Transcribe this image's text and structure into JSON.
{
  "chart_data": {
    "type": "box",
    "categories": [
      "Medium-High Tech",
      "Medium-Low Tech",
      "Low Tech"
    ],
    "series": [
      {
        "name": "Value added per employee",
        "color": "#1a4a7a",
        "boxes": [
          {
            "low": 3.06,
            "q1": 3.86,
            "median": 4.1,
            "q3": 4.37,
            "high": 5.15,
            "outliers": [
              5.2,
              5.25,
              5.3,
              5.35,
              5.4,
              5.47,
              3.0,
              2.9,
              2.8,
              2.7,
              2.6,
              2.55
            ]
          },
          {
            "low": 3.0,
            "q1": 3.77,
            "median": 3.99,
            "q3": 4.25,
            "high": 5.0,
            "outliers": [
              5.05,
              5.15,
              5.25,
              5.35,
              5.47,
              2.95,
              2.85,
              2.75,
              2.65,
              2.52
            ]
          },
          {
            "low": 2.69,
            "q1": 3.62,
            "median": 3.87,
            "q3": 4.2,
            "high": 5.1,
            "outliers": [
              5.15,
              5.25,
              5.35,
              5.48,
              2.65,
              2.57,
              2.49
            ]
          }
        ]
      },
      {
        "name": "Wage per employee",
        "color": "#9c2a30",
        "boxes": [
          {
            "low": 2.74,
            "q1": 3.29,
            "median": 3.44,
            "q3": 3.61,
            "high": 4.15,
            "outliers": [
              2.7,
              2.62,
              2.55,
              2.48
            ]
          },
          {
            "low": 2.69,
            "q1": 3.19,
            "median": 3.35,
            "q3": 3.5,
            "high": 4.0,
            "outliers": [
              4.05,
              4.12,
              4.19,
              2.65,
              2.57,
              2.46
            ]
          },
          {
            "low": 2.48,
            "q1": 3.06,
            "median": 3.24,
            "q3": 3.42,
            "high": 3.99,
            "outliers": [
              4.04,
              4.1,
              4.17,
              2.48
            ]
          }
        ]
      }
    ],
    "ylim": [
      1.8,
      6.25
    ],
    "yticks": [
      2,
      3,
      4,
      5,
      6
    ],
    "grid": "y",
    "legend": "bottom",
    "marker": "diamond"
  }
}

===

_What you have to do_
Set down the entries verbatim, leaving none out.

_Task answer_
Transcribe this image's text and structure into JSON.
{
  "chart_data": {
    "type": "box",
    "categories": [
      "Medium-High Tech",
      "Medium-Low Tech",
      "Low Tech"
    ],
    "series": [
      {
        "name": "Value added per employee",
        "color": "#1a4a7a",
        "boxes": [
          {
            "low": 3.06,
            "q1": 3.86,
            "median": 4.1,
            "q3": 4.37,
            "high": 5.15,
            "outliers": [
              5.2,
              5.25,
              5.3,
              5.35,
              5.4,
              5.47,
              3.0,
              2.9,
              2.8,
              2.7,
              2.6,
              2.55
            ]
          },
          {
            "low": 3.0,
            "q1": 3.77,
            "median": 3.99,
            "q3": 4.25,
            "high": 5.0,
            "outliers": [
              5.05,
              5.15,
              5.25,
              5.35,
              5.47,
              2.95,
              2.85,
              2.75,
              2.65,
              2.52
            ]
          },
          {
            "low": 2.69,
            "q1": 3.62,
            "median": 3.87,
            "q3": 4.2,
            "high": 5.1,
            "outliers": [
              5.15,
              5.25,
              5.35,
              5.48,
              2.65,
              2.57,
              2.49
            ]
          }
        ]
      },
      {
        "name": "Wage per employee",
        "color": "#9c2a30",
        "boxes": [
          {
            "low": 2.74,
            "q1": 3.29,
            "median": 3.44,
            "q3": 3.61,
            "high": 4.15,
            "outliers": [
              2.7,
              2.62,
              2.55,
              2.48
            ]
          },
          {
            "low": 2.69,
            "q1": 3.19,
            "median": 3.35,
            "q3": 3.5,
            "high": 4.0,
            "outliers": [
              4.05,
              4.12,
              4.19,
              2.65,
              2.57,
              2.46
            ]
          },
          {
            "low": 2.48,
            "q1": 3.06,
            "median": 3.24,
            "q3": 3.42,
            "high": 3.99,
            "outliers": [
              4.04,
              4.1,
              4.17,
              2.48
            ]
          }
        ]
      }
    ],
    "ylim": [
      1.8,
      6.25
    ],
    "yticks": [
      2,
      3,
      4,
      5,
      6
    ],
    "grid": "y",
    "legend": "bottom",
    "marker": "diamond"
  }
}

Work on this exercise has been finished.